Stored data
# # # #

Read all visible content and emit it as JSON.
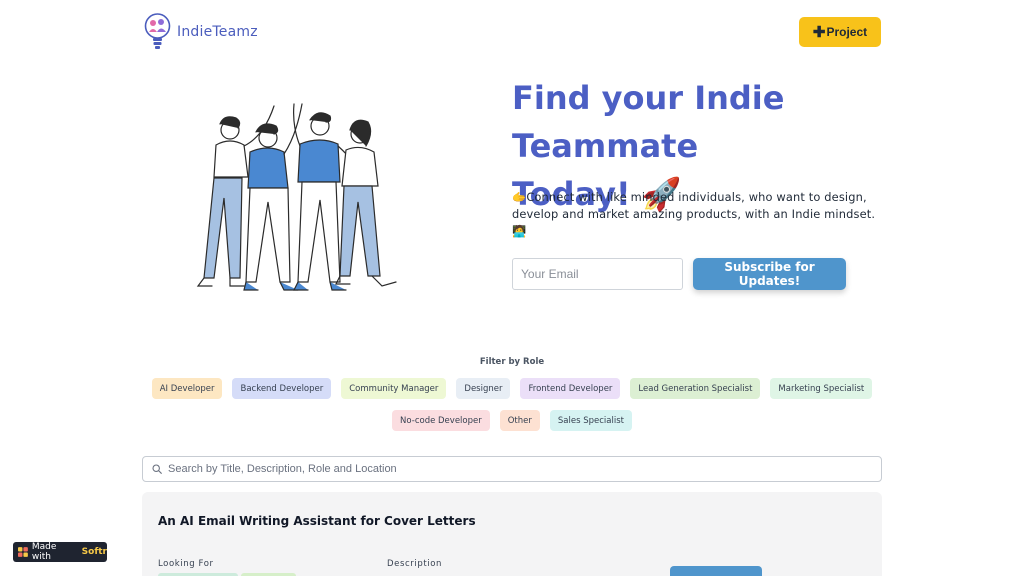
{
  "header": {
    "logo_text": "IndieTeamz",
    "project_button": "Project",
    "project_button_icon": "plus-icon"
  },
  "hero": {
    "title_line1": "Find your Indie Teammate",
    "title_line2": "Today! 🚀",
    "subtitle": "🫱Connect with like minded individuals, who want to design, develop and market amazing products, with an Indie mindset. 🧑‍💻",
    "email_placeholder": "Your Email",
    "subscribe_button": "Subscribe for Updates!"
  },
  "filter": {
    "label": "Filter by Role",
    "row1": [
      {
        "label": "AI Developer",
        "bg": "#fde7c2"
      },
      {
        "label": "Backend Developer",
        "bg": "#d5dcf8"
      },
      {
        "label": "Community Manager",
        "bg": "#eef8d4"
      },
      {
        "label": "Designer",
        "bg": "#e8eef5"
      },
      {
        "label": "Frontend Developer",
        "bg": "#ebdff8"
      },
      {
        "label": "Lead Generation Specialist",
        "bg": "#dcefd3"
      },
      {
        "label": "Marketing Specialist",
        "bg": "#dff5e6"
      }
    ],
    "row2": [
      {
        "label": "No-code Developer",
        "bg": "#fbdde0"
      },
      {
        "label": "Other",
        "bg": "#fde1d2"
      },
      {
        "label": "Sales Specialist",
        "bg": "#d6f3f2"
      }
    ]
  },
  "search": {
    "placeholder": "Search by Title, Description, Role and Location"
  },
  "card": {
    "title": "An AI Email Writing Assistant for Cover Letters",
    "looking_for_label": "Looking For",
    "description_label": "Description"
  },
  "badge": {
    "made_with": "Made with",
    "brand": "Softr"
  },
  "colors": {
    "accent": "#4c5fc4",
    "button_blue": "#4f95cc",
    "project_yellow": "#f8c21a"
  }
}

# # # #

▶ _Exercise directions_: Print the complete listing exactly as it stands, without its pictures.

▶ _In response_:
Read all visible content and emit it as JSON.
{
  "header": {
    "logo_text": "IndieTeamz",
    "project_button": "Project",
    "project_button_icon": "plus-icon"
  },
  "hero": {
    "title_line1": "Find your Indie Teammate",
    "title_line2": "Today! 🚀",
    "subtitle": "🫱Connect with like minded individuals, who want to design, develop and market amazing products, with an Indie mindset. 🧑‍💻",
    "email_placeholder": "Your Email",
    "subscribe_button": "Subscribe for Updates!"
  },
  "filter": {
    "label": "Filter by Role",
    "row1": [
      {
        "label": "AI Developer",
        "bg": "#fde7c2"
      },
      {
        "label": "Backend Developer",
        "bg": "#d5dcf8"
      },
      {
        "label": "Community Manager",
        "bg": "#eef8d4"
      },
      {
        "label": "Designer",
        "bg": "#e8eef5"
      },
      {
        "label": "Frontend Developer",
        "bg": "#ebdff8"
      },
      {
        "label": "Lead Generation Specialist",
        "bg": "#dcefd3"
      },
      {
        "label": "Marketing Specialist",
        "bg": "#dff5e6"
      }
    ],
    "row2": [
      {
        "label": "No-code Developer",
        "bg": "#fbdde0"
      },
      {
        "label": "Other",
        "bg": "#fde1d2"
      },
      {
        "label": "Sales Specialist",
        "bg": "#d6f3f2"
      }
    ]
  },
  "search": {
    "placeholder": "Search by Title, Description, Role and Location"
  },
  "card": {
    "title": "An AI Email Writing Assistant for Cover Letters",
    "looking_for_label": "Looking For",
    "description_label": "Description"
  },
  "badge": {
    "made_with": "Made with",
    "brand": "Softr"
  },
  "colors": {
    "accent": "#4c5fc4",
    "button_blue": "#4f95cc",
    "project_yellow": "#f8c21a"
  }
}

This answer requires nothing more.